* **Tarefa a realizar**
Prossiga com o texto sobre a pobreza menstrual no Brasil, começando logo após a última frase apresentada.

Os desafios no combate à pobreza menstrual no Brasil
Enviada em 29/08/2022
Atualmente as meninas, mulheres e homens trans ainda sofrem com a falta de higienização necessária nos seus períodos menstruais, o que leva a situações de constrangimento, já que o assunto não é tão discutido quanto deveria, e devido a falta de preparo e suporte do governo para com a situação. Sendo assim, é inegável a necessidade de visualizar e exterminar os problemas relacionados à pobreza menstrual no país.
Apesar de ser uma necessidade básica para as mulheres, é visível que o assunto deixa de ser tratado nas escolas e relatado em outros locais públicos, o que leva a uma falta de entendimento, principalmente por parte dos homens, que tendem a considerar nojento algo que é natural, e assim, a mulher se submete a momentos que afetam sua autoestima e sua dignidade, deixando de frequentar locais públicos (escolas, piscinas, etc.).
Mas a falta de comunicação a respeito do tema não é o único problema. O governo carece de melho-res estratégias que ajudem as mulheres, principalmente levando em consideração que afeta a sua maioria que ainda passam pelo ciclo menstrual, e que não é apenas uma questão de constrangimento, mas também de saúde, visto que a falta de um absorvente ou banheiros públicos higienizados pode levar a exposição de bactérias e doenças.

* **Conjunto de dados**

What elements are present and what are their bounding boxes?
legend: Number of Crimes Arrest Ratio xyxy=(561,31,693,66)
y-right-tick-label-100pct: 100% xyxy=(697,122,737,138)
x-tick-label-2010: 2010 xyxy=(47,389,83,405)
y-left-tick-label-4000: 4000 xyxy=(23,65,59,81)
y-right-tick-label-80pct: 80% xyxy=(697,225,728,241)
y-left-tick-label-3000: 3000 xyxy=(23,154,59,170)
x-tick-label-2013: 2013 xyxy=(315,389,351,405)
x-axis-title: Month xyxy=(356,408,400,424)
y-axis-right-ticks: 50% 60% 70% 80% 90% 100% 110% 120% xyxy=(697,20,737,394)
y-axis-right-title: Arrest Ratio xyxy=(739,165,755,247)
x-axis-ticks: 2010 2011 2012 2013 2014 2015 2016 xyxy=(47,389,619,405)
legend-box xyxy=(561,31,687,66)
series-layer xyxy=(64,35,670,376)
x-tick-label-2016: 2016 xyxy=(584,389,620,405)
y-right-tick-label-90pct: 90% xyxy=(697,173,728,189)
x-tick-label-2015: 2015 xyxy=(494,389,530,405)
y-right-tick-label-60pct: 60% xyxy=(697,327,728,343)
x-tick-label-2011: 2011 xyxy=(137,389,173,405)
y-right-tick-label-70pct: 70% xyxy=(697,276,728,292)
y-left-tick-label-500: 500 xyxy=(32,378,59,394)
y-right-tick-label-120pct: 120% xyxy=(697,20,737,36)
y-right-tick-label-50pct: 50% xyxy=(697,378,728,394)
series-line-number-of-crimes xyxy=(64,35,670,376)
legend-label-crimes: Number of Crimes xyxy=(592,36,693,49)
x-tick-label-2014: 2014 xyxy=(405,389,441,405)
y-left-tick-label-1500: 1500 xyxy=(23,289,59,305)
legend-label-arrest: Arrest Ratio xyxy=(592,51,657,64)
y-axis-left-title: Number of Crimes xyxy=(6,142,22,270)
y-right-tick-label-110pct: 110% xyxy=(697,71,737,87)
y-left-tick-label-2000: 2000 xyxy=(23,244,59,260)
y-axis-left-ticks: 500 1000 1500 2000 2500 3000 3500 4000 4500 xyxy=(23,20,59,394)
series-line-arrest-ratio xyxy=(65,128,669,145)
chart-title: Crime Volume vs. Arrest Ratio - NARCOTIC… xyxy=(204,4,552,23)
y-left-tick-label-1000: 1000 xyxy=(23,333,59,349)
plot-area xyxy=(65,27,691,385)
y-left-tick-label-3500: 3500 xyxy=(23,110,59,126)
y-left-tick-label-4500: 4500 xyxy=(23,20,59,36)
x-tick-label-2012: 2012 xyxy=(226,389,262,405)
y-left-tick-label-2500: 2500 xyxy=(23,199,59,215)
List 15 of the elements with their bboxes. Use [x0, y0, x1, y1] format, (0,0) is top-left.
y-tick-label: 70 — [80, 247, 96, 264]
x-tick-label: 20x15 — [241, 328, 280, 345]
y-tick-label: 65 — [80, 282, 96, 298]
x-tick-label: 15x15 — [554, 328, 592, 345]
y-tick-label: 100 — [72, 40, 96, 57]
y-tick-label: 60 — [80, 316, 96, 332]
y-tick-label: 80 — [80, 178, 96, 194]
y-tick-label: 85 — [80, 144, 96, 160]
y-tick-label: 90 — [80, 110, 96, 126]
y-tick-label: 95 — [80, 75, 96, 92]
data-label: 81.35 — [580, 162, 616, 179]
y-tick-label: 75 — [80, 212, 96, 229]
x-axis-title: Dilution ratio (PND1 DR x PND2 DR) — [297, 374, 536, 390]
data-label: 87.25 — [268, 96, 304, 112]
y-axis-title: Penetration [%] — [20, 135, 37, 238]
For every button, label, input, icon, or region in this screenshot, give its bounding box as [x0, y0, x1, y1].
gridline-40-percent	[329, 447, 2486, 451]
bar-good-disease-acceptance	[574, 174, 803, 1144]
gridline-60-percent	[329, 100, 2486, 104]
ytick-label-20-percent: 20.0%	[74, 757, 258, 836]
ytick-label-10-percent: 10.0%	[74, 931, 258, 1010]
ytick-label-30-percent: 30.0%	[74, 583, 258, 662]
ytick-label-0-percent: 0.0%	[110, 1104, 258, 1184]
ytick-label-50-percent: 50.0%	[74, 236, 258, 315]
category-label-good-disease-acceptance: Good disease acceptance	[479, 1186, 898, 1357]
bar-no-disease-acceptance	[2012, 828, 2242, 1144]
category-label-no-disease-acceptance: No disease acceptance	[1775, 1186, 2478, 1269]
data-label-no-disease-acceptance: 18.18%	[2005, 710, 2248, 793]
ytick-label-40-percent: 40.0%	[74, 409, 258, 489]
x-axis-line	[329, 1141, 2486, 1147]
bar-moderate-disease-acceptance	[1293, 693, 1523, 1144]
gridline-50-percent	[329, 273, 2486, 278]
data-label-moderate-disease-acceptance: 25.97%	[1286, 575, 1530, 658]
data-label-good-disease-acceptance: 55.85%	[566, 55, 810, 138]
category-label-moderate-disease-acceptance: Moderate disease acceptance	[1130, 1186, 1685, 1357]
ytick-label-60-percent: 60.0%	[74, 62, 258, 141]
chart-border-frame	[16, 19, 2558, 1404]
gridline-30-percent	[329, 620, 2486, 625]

* **Área de resposta**
Sendo assim, diante dos fatores apresentados, se mostra necessário um melhor posicionamento do Poder Legislativo, com a criação de leis que facilitam o acesso a abosrventes, sendo disponibilizados gratuitamente em escolas, farmácias em uma certa quantidade, e outros locais públicos. O Ministério da Saúde também deve atuar na conscientização dos problemas que a pobreza menstrual pode levar, com palestras escolares e nas ruas, com suporte da mídia do município local e pressão da sociedade que exija que tais ações sejam concluídas, afinal, é uma questão de saúde básica, que deve ser disponibilizada para todos.